Selected excerpt:
:::

Incoming VC: radical change for Aust. unis
[ UniNews Vol. 13, No. 23
13 - 27 December 2004 ]
Australian universities are on the threshold of radical change as the Dawkins system which has governed higher education in Australia since 1988 comes speedily to an end, Vice-Chancellor designate Professor Glyn Davis told a packed public lecture at the University last month.
Delivering the inaugural Melbourne Politics Lecture,Tiers or tears? The regulation of Australian higher education, Professor Davis (right) said the Dawkins policy now shapes thinking in the bureaucracy and universities alike.
The Ministerial Council on Education, Employment, Training and Youth Affairs (MCEETYA) protocols prescribe the Dawkins approach of a single model by requiring the creation of new knowledge through research.
Australia, he pointed out, now has 37 public variations of the standard Australian university of 2004 large, multi-campus, funding within a common framework, offering a mix of undergraduate degrees and professional qualifications, aspiring to research.
This contrasts with the US where half of all Bachelor students enrol in institutions that do not award doctoral degrees.
Professor Davis identified three pressures privatisation from within, the growth of private providers and international trade which are challenging a regulatory system designed in an era before the world wide web or trade liberalisation, and undermining the Dawkins model.
The Commonwealth Government, once the main source of funding for tertiary education in Australia, now provides a minority of resources.
Domestic students now pay much of the cost of their education up to 85 per cent in law and 74 per cent in business while universities rely on entrepreneurial activity to maintain income, he said.
Once, Canberra provided universities with funding for new capital but the remnant Capital Development Pool can now meet only a small percentage of sector needs. Faced with constant demands for new infrastructure, the sector has gone to the market and borrowed.
Professor Davis said that to repay this debt Australias public universities are now financially dependent on international students.
Even a modest downturn in the international market and public universities would be in crisis all over Australia, he warned.
The MCEETYA protocols, he says, are the only thing protecting Australias public universities from a flood of new competition from private providers keen to enter the lucrative and growing international education market.
Private providers need government to walk away from the MCEETYA protocols and instead allow teaching-only universities, he said, noting that economic pressures had already driven some public universities to establish teaching-only operations at city sites interstate that cater to students in a narrow range of business and IT fields.
Professor Davis warns that free trade agreements and electronic commerce will make it difficult to maintain a closed tertiary education market in Australia.
The United States-Australia Free Trade Agreement, he says, is being finalised at a time US universities must rethink their international strategy.
He suggests that the venture where programs from Carnegie Mellon will be taught in Adelaide to Asian students who want American education but the access and safety of Australia, points to a future in which foreign universities set up teaching-only campuses in Australia in direct competition with existing public institutions.
Calling for a serious debate on the contradictions in the present regulatory system, Professor Davis said the regulation of higher education had serious consequences for the types of universities operating in Australia and the choices open to students.
Debate needs to range beyond institutions and their interests, he said. The argument needs lots of voices not just ministers and vice-chancellors, bureaucrats and shareholders but everyone who cares about higher education.

:::

Assignment: Copy the passage of the article on Australian university regulation from "The Ministerial Council" up to and including "aspiring to research.". Rely only on the article above.

(Dataset records)
:::

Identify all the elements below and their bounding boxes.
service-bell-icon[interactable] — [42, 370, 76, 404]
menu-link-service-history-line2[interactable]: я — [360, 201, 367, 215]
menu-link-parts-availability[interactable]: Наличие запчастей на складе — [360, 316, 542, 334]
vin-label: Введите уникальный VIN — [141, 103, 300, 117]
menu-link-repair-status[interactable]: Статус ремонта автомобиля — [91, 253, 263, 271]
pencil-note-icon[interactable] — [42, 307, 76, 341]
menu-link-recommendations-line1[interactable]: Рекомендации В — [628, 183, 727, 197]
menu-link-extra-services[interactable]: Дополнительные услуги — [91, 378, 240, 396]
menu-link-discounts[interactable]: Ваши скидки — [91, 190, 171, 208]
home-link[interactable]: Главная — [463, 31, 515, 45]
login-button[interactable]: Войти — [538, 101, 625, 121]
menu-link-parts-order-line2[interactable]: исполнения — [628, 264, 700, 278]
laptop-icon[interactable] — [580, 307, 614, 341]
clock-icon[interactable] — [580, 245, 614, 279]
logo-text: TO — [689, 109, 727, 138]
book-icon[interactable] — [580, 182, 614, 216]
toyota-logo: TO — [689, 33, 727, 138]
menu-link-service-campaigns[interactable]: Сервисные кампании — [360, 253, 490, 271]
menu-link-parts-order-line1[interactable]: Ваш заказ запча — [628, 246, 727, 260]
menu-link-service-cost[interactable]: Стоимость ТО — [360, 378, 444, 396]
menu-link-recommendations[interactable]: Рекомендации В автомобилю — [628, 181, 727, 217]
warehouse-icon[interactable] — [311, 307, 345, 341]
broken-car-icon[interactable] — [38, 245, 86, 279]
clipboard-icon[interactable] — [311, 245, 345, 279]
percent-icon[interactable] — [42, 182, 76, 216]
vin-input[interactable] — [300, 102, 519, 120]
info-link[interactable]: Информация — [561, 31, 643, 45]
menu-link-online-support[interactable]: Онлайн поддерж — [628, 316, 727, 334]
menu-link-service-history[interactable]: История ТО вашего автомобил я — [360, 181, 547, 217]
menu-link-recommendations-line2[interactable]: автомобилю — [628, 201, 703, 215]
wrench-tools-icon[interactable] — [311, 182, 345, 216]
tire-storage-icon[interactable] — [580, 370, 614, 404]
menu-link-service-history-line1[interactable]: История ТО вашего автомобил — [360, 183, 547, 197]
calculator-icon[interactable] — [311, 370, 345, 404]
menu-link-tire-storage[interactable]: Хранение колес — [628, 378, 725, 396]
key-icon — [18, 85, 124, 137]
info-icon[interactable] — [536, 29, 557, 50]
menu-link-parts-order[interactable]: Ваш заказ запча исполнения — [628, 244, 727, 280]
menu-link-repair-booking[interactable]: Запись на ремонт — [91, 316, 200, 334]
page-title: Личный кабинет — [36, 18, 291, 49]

:::

Reply to the exercise:
The Ministerial Council on Education, Employment, Training and Youth Affairs (MCEETYA) protocols prescribe the Dawkins approach of a single model by requiring the creation of new knowledge through research.
Australia, he pointed out, now has 37 public variations of the standard Australian university of 2004 large, multi-campus, funding within a common framework, offering a mix of undergraduate degrees and professional qualifications, aspiring to research.